■ EXERCISE AIM ■
Repeat the lines between the one containing "- data-point: [424, 278, 431, 285]" and the one containing "- x-tick-label: 0: [91, 428, 99, 443]", inclusive, exactly as they appear.

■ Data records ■
※ ※ ※

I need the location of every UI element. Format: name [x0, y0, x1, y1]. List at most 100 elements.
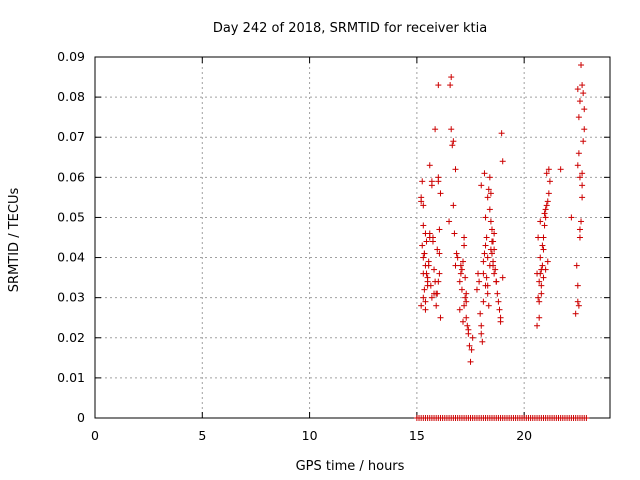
- data-point: [424, 278, 431, 285]
- data-point: [576, 174, 583, 181]
- data-point: [576, 234, 583, 241]
- data-point: [574, 162, 581, 169]
- data-point: [469, 334, 476, 341]
- data-point: [446, 218, 453, 225]
- data-point: [540, 246, 547, 253]
- data-point: [456, 306, 463, 313]
- data-point: [491, 230, 498, 237]
- data-point: [535, 294, 542, 301]
- data-point: [539, 242, 546, 249]
- x-tick-label: 0: [91, 428, 99, 443]
- data-point: [423, 238, 430, 245]
- data-point: [452, 262, 459, 269]
- data-point: [452, 166, 459, 173]
- data-point: [457, 270, 464, 277]
- data-point: [463, 314, 470, 321]
- data-point: [448, 74, 455, 81]
- data-point: [487, 218, 494, 225]
- data-point: [578, 62, 585, 69]
- data-point: [493, 278, 500, 285]
- data-point: [538, 282, 545, 289]
- data-point: [486, 206, 493, 213]
- data-point: [461, 234, 468, 241]
- data-point: [420, 222, 427, 229]
- y-tick-label: 0.09: [57, 49, 85, 64]
- data-point: [449, 142, 456, 149]
- data-point: [491, 270, 498, 277]
- data-point: [540, 274, 547, 281]
- data-point: [581, 126, 588, 133]
- data-point: [484, 254, 491, 261]
- data-point: [436, 270, 443, 277]
- data-point: [583, 415, 590, 421]
- data-point: [467, 358, 474, 365]
- data-point: [421, 250, 428, 257]
- data-point: [480, 258, 487, 265]
- y-axis-label: SRMTID / TECUs: [7, 188, 22, 293]
- data-point: [488, 226, 495, 233]
- data-point: [463, 290, 470, 297]
- data-points: [413, 62, 590, 421]
- data-point: [468, 346, 475, 353]
- data-point: [418, 194, 425, 201]
- data-point: [421, 286, 428, 293]
- data-point: [495, 298, 502, 305]
- data-point: [451, 230, 458, 237]
- data-point: [454, 254, 461, 261]
- data-point: [579, 194, 586, 201]
- data-point: [473, 286, 480, 293]
- data-point: [458, 286, 465, 293]
- data-point: [482, 214, 489, 221]
- data-point: [580, 90, 587, 97]
- data-point: [428, 178, 435, 185]
- data-point: [436, 226, 443, 233]
- y-tick-label: 0.06: [57, 169, 85, 184]
- data-point: [436, 250, 443, 257]
- data-point: [544, 258, 551, 265]
- data-point: [429, 234, 436, 241]
- x-tick-label: 20: [516, 428, 532, 443]
- data-point: [460, 258, 467, 265]
- data-point: [481, 170, 488, 177]
- data-point: [450, 202, 457, 209]
- data-point: [482, 242, 489, 249]
- data-point: [432, 126, 439, 133]
- data-point: [480, 298, 487, 305]
- data-point: [545, 166, 552, 173]
- data-point: [487, 246, 494, 253]
- data-point: [483, 274, 490, 281]
- data-point: [487, 190, 494, 197]
- data-point: [434, 290, 441, 297]
- data-point: [420, 202, 427, 209]
- y-tick-label: 0: [77, 410, 85, 425]
- data-point: [477, 310, 484, 317]
- data-point: [537, 218, 544, 225]
- data-point: [557, 166, 564, 173]
- data-point: [486, 174, 493, 181]
- data-point: [574, 298, 581, 305]
- data-point: [435, 278, 442, 285]
- data-point: [435, 82, 442, 89]
- y-tick-label: 0.01: [57, 370, 85, 385]
- data-point: [485, 186, 492, 193]
- data-point: [435, 178, 442, 185]
- data-point: [431, 266, 438, 273]
- data-point: [420, 294, 427, 301]
- data-point: [535, 234, 542, 241]
- data-point: [579, 82, 586, 89]
- grid: [95, 57, 610, 418]
- data-point: [538, 290, 545, 297]
- data-point: [462, 294, 469, 301]
- data-point: [572, 310, 579, 317]
- x-axis-label: GPS time / hours: [296, 459, 405, 474]
- data-point: [456, 278, 463, 285]
- data-point: [425, 262, 432, 269]
- data-point: [544, 198, 551, 205]
- data-point: [437, 190, 444, 197]
- data-point: [539, 262, 546, 269]
- data-point: [422, 298, 429, 305]
- data-point: [464, 322, 471, 329]
- plot-frame: [94, 56, 611, 419]
- data-point: [498, 130, 505, 137]
- data-point: [461, 302, 468, 309]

※ ※ ※

■ SOLUTION TO THIS PROBLEM ■
- data-point: [424, 278, 431, 285]
- data-point: [576, 174, 583, 181]
- data-point: [576, 234, 583, 241]
- data-point: [574, 162, 581, 169]
- data-point: [469, 334, 476, 341]
- data-point: [446, 218, 453, 225]
- data-point: [540, 246, 547, 253]
- data-point: [456, 306, 463, 313]
- data-point: [491, 230, 498, 237]
- data-point: [535, 294, 542, 301]
- data-point: [539, 242, 546, 249]
- x-tick-label: 0: [91, 428, 99, 443]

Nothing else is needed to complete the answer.